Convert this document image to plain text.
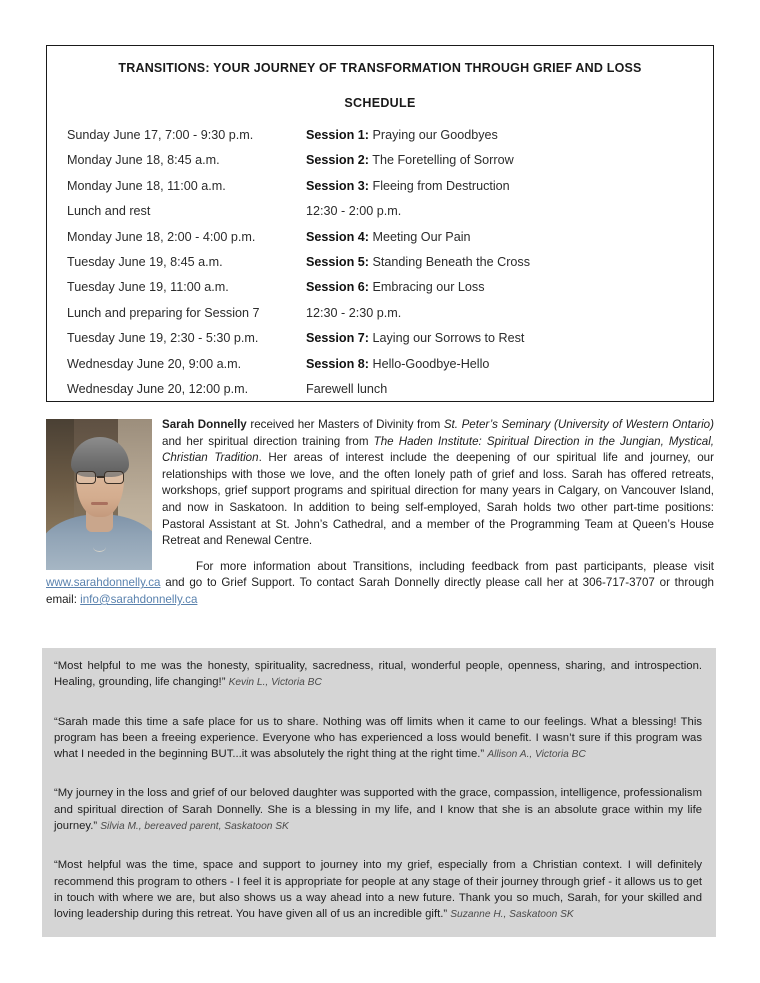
TRANSITIONS: YOUR JOURNEY OF TRANSFORMATION THROUGH GRIEF AND LOSS
SCHEDULE
Sunday June 17, 7:00 - 9:30 p.m.	Session 1: Praying our Goodbyes
Monday June 18, 8:45 a.m.	Session 2: The Foretelling of Sorrow
Monday June 18, 11:00 a.m.	Session 3: Fleeing from Destruction
Lunch and rest	12:30 - 2:00 p.m.
Monday June 18, 2:00 - 4:00 p.m.	Session 4: Meeting Our Pain
Tuesday June 19, 8:45 a.m.	Session 5: Standing Beneath the Cross
Tuesday June 19, 11:00 a.m.	Session 6: Embracing our Loss
Lunch and preparing for Session 7	12:30 - 2:30 p.m.
Tuesday June 19, 2:30 - 5:30 p.m.	Session 7: Laying our Sorrows to Rest
Wednesday June 20, 9:00 a.m.	Session 8: Hello-Goodbye-Hello
Wednesday June 20, 12:00 p.m.	Farewell lunch
Sarah Donnelly received her Masters of Divinity from St. Peter’s Seminary (University of Western Ontario) and her spiritual direction training from The Haden Institute: Spiritual Direction in the Jungian, Mystical, Christian Tradition. Her areas of interest include the deepening of our spiritual life and journey, our relationships with those we love, and the often lonely path of grief and loss. Sarah has offered retreats, workshops, grief support programs and spiritual direction for many years in Calgary, on Vancouver Island, and now in Saskatoon. In addition to being self-employed, Sarah holds two other part-time positions: Pastoral Assistant at St. John’s Cathedral, and a member of the Programming Team at Queen’s House Retreat and Renewal Centre.
For more information about Transitions, including feedback from past participants, please visit www.sarahdonnelly.ca and go to Grief Support. To contact Sarah Donnelly directly please call her at 306-717-3707 or through email: info@sarahdonnelly.ca
“Most helpful to me was the honesty, spirituality, sacredness, ritual, wonderful people, openness, sharing, and introspection. Healing, grounding, life changing!” Kevin L., Victoria BC
“Sarah made this time a safe place for us to share. Nothing was off limits when it came to our feelings. What a blessing! This program has been a freeing experience. Everyone who has experienced a loss would benefit. I wasn’t sure if this program was what I needed in the beginning BUT...it was absolutely the right thing at the right time.” Allison A., Victoria BC
“My journey in the loss and grief of our beloved daughter was supported with the grace, compassion, intelligence, professionalism and spiritual direction of Sarah Donnelly. She is a blessing in my life, and I know that she is an absolute grace within my life journey.” Silvia M., bereaved parent, Saskatoon SK
“Most helpful was the time, space and support to journey into my grief, especially from a Christian context. I will definitely recommend this program to others - I feel it is appropriate for people at any stage of their journey through grief - it allows us to get in touch with where we are, but also shows us a way ahead into a new future. Thank you so much, Sarah, for your skilled and loving leadership during this retreat. You have given all of us an incredible gift.” Suzanne H., Saskatoon SK
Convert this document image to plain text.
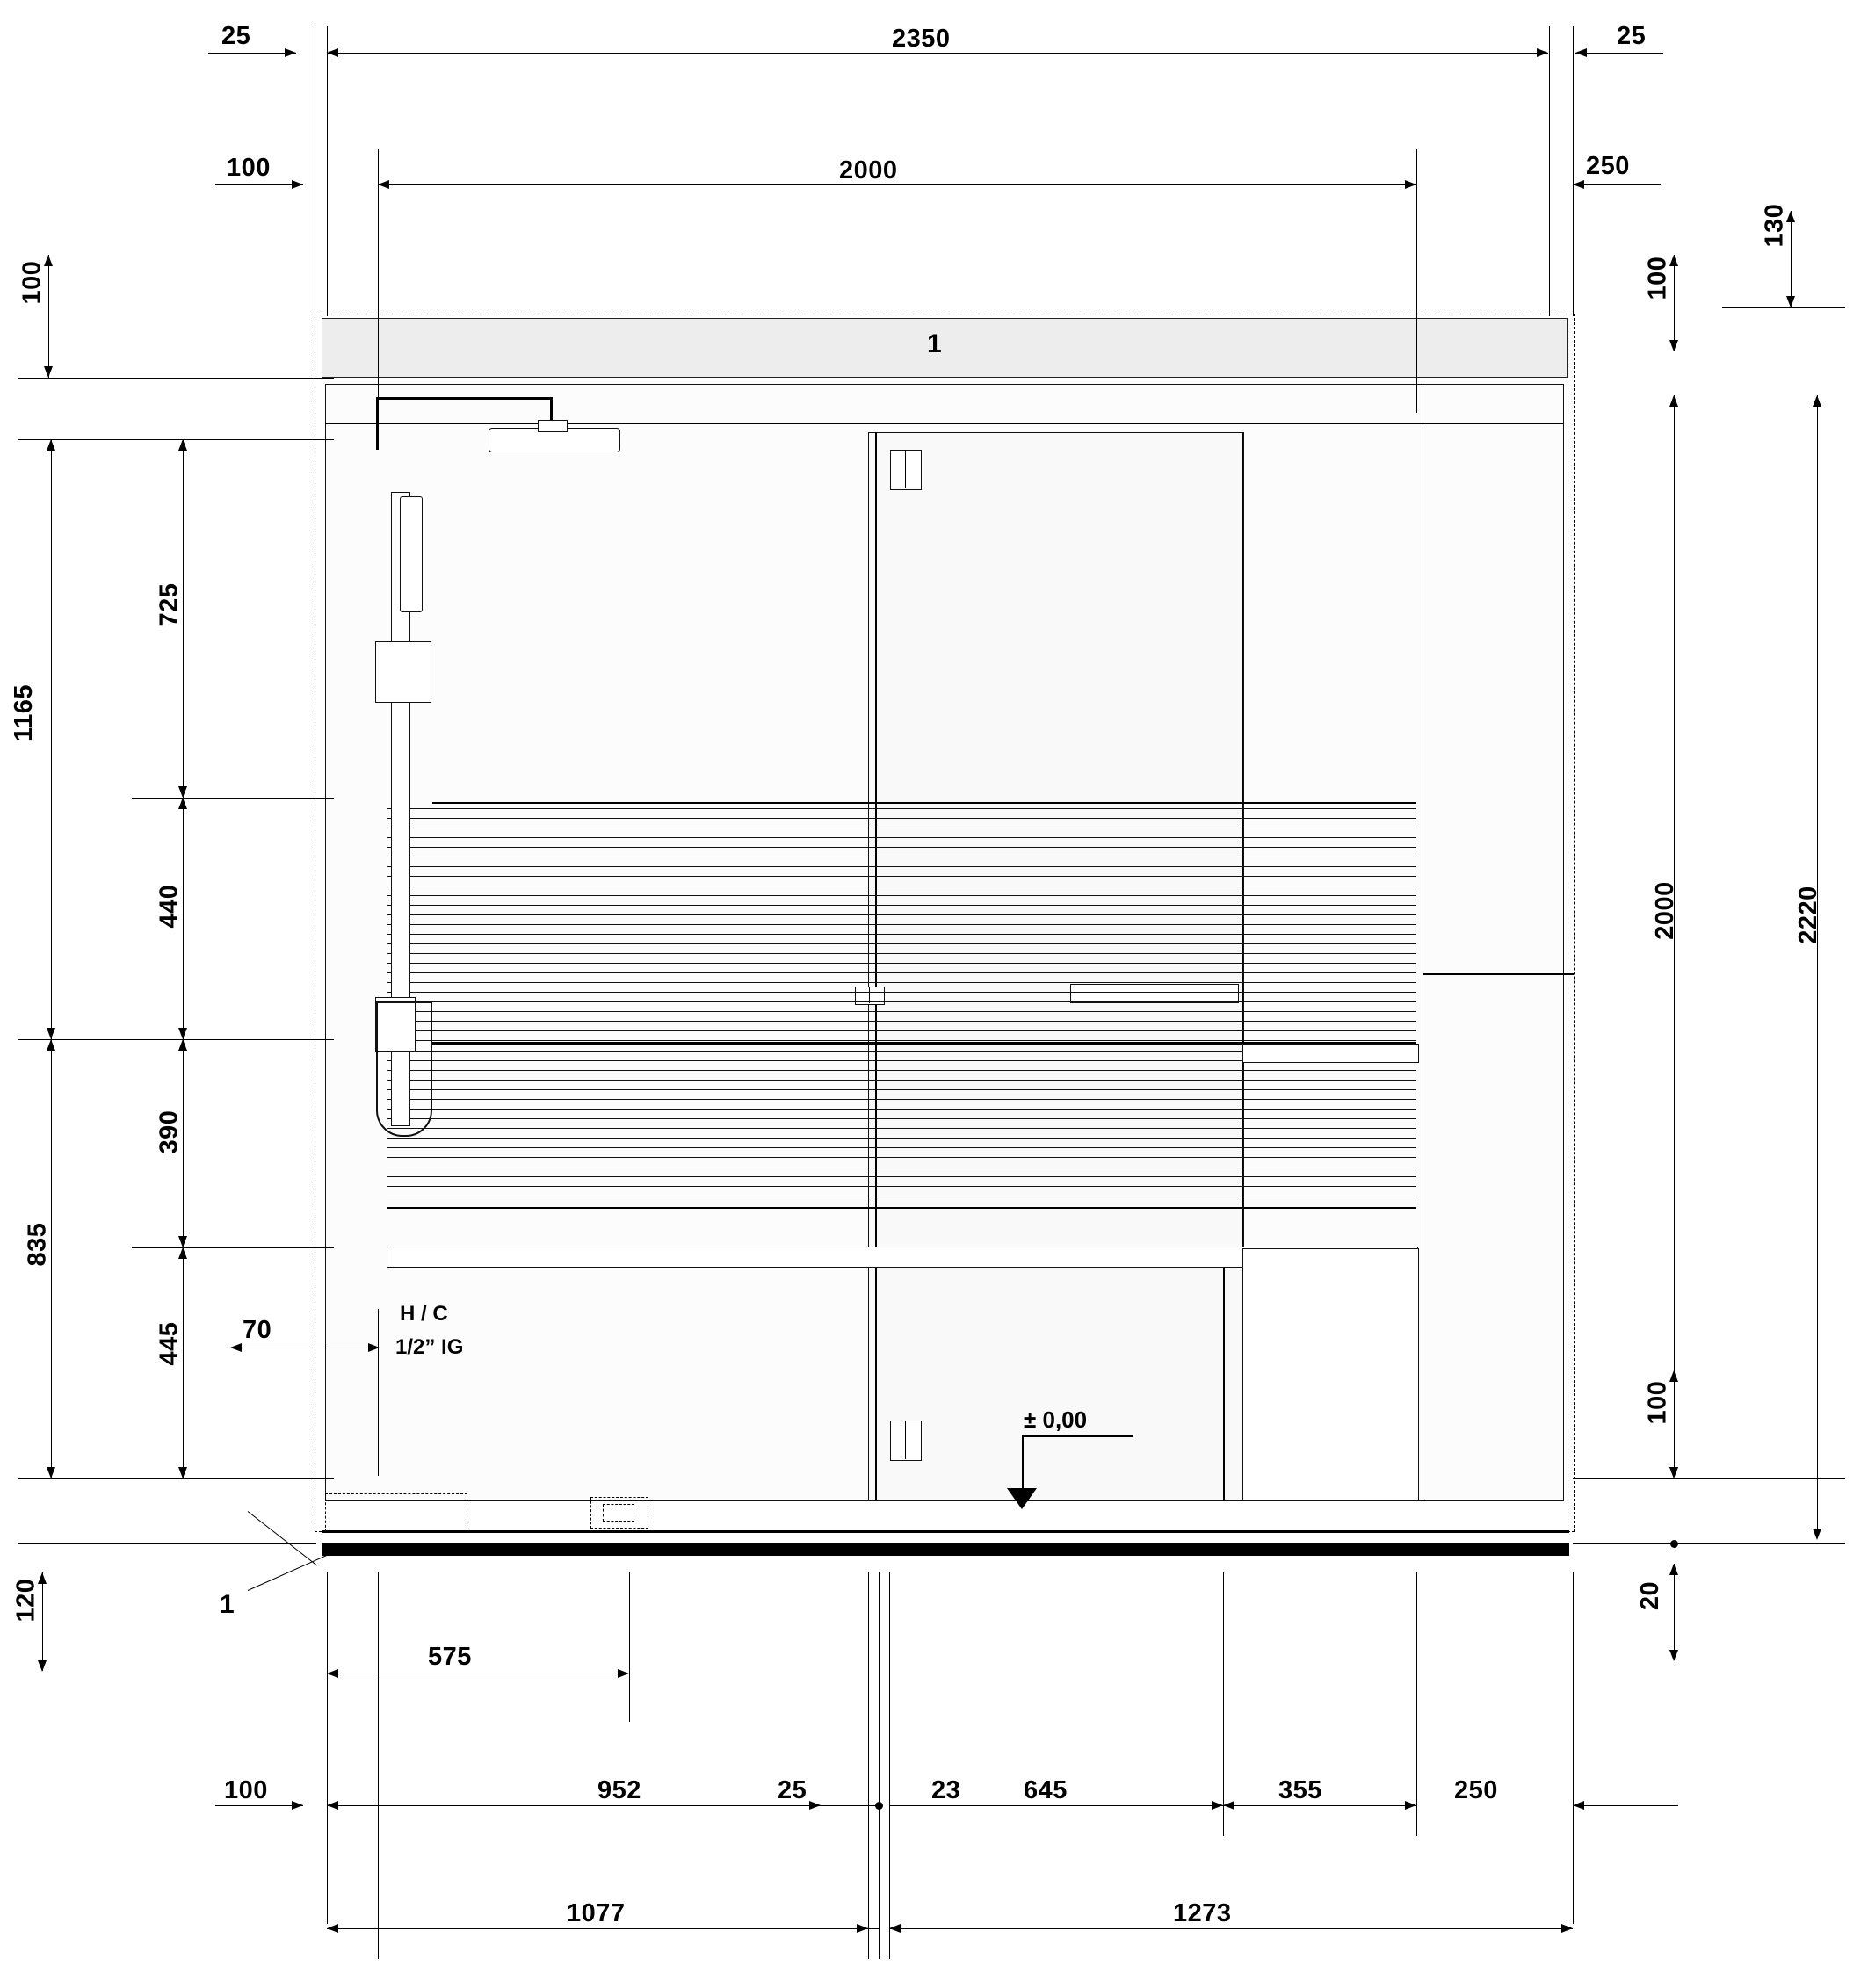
1
H / C
1/2” IG
± 0,00
1
2350
25	25
2000
100	250
130
100
100
1165
725
440
835
390
445 70
120
2000	2220
100
20
575
952	25	23 645	355	250
100
1077	1273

:: WHAT IS BEING ASKED ::
Identify all lines in the records above with the word "Monday".

:: RESPONSE TO THE EXERCISE ::
Monday June 18, 8:45 a.m.	Session 2: The Foretelling of Sorrow
Monday June 18, 11:00 a.m.	Session 3: Fleeing from Destruction
Monday June 18, 2:00 - 4:00 p.m.	Session 4: Meeting Our Pain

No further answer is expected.